[begin Given entries]
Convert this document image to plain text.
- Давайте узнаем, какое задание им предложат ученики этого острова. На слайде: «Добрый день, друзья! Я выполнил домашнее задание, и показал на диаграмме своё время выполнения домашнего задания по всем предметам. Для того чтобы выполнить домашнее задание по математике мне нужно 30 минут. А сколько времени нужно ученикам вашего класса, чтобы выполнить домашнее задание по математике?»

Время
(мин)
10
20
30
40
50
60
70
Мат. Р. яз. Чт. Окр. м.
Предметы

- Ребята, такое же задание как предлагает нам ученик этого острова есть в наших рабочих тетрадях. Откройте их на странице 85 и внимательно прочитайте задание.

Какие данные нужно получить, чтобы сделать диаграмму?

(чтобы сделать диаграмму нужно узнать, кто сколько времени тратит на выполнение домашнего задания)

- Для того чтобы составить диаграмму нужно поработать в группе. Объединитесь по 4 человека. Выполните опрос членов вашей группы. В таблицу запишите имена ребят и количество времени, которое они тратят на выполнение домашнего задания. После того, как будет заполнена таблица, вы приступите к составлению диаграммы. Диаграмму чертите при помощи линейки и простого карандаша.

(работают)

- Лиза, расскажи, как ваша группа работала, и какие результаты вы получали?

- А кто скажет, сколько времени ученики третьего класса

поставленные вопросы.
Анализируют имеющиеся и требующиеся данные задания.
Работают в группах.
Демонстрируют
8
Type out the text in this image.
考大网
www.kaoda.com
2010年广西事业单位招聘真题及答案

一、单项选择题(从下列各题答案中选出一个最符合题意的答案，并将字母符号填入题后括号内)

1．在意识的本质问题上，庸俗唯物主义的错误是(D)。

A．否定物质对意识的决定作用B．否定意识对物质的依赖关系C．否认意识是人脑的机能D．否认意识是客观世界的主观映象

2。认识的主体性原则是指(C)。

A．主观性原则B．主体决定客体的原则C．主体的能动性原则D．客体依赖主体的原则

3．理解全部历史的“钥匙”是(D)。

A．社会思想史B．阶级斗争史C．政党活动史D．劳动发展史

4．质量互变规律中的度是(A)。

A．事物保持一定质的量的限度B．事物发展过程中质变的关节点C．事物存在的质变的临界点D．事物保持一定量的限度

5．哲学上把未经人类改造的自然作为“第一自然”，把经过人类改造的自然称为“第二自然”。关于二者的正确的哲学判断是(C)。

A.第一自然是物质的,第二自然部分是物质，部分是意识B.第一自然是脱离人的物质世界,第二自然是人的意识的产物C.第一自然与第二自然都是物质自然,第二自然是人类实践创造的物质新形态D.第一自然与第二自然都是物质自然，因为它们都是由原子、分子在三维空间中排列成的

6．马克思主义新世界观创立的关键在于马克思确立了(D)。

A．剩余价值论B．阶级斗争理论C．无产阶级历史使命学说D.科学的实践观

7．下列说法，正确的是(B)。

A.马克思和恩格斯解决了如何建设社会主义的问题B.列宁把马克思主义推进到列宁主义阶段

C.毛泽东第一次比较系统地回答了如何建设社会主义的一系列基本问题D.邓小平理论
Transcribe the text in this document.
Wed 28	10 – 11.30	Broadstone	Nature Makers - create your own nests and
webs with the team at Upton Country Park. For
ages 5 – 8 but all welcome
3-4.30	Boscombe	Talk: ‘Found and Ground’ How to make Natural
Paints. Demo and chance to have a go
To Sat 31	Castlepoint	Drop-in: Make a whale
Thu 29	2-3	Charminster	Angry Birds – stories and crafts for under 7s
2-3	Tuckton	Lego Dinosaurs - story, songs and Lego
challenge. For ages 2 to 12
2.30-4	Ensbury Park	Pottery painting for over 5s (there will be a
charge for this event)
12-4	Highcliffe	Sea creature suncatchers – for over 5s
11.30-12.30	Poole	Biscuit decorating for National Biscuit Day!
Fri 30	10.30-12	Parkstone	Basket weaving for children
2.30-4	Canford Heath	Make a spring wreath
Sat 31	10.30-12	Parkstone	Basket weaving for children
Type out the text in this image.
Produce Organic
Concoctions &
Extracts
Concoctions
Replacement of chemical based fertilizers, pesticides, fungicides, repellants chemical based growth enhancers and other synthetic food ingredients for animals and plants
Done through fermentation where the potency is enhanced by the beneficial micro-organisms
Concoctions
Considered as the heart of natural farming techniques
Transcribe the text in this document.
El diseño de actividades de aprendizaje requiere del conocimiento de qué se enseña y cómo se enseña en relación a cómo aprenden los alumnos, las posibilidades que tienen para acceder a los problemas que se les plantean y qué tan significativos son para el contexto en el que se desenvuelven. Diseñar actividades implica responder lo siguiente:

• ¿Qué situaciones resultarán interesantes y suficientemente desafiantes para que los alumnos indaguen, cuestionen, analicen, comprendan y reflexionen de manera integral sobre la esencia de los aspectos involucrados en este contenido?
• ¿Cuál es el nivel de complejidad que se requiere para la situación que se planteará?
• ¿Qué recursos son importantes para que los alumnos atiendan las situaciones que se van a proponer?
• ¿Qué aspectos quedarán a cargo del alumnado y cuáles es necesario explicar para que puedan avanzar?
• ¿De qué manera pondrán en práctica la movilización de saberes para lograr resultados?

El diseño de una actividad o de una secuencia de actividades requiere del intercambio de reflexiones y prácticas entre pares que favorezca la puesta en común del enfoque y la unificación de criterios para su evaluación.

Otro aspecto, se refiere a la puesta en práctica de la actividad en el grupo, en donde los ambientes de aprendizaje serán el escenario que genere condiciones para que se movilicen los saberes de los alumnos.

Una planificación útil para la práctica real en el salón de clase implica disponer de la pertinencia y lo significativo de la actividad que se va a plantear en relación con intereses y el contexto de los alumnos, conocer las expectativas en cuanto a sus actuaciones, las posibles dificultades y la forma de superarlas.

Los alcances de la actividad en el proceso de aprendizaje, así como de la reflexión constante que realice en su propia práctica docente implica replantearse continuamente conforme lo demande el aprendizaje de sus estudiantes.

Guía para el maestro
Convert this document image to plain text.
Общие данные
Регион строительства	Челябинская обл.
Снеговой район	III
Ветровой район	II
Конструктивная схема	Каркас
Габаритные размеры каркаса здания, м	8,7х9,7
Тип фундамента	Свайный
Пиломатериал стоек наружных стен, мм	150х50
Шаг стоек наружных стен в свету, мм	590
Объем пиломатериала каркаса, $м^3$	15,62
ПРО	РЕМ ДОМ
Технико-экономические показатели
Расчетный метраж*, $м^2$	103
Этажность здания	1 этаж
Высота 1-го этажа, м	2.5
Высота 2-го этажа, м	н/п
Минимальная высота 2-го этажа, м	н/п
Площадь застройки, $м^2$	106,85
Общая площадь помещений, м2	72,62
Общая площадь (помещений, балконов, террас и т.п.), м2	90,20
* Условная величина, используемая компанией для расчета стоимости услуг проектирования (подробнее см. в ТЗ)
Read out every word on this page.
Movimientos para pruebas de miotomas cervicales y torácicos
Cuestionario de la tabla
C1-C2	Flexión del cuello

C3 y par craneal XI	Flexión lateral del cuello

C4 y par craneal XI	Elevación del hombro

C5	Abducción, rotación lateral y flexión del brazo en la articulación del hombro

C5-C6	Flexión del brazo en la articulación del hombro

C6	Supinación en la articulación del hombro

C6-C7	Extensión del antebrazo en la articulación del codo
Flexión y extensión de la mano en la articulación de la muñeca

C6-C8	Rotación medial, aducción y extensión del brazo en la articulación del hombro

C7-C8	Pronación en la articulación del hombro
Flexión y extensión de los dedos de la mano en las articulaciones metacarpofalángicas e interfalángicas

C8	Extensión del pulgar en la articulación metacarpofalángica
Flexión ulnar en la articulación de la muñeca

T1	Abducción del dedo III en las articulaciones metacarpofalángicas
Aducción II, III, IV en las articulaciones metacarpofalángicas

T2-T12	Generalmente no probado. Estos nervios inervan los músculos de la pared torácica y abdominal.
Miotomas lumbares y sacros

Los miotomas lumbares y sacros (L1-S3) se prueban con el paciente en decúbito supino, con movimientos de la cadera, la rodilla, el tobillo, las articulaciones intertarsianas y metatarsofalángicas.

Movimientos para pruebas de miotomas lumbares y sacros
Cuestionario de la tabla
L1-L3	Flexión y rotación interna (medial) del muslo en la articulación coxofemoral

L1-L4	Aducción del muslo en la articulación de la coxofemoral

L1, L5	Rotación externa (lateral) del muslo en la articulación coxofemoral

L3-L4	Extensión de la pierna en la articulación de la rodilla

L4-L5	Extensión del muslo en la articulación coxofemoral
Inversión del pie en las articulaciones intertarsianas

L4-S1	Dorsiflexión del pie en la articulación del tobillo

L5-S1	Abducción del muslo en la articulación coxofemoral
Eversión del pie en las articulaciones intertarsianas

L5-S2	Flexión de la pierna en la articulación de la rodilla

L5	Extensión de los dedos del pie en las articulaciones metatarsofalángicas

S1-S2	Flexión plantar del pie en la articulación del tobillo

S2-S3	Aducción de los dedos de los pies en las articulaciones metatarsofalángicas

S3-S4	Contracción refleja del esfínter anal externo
[end Given entries]
## What you need to do
Search the entries for the word "requiere", then gather every line that has it.

## Response to the task
El diseño de actividades de aprendizaje requiere del conocimiento de qué se enseña y cómo se enseña en relación a cómo aprenden los alumnos, las posibilidades que tienen para acceder a los problemas que se les plantean y qué tan significativos son para el contexto en el que se desenvuelven. Diseñar actividades implica responder lo siguiente:
• ¿Cuál es el nivel de complejidad que se requiere para la situación que se planteará?
El diseño de una actividad o de una secuencia de actividades requiere del intercambio de reflexiones y prácticas entre pares que favorezca la puesta en común del enfoque y la unificación de criterios para su evaluación.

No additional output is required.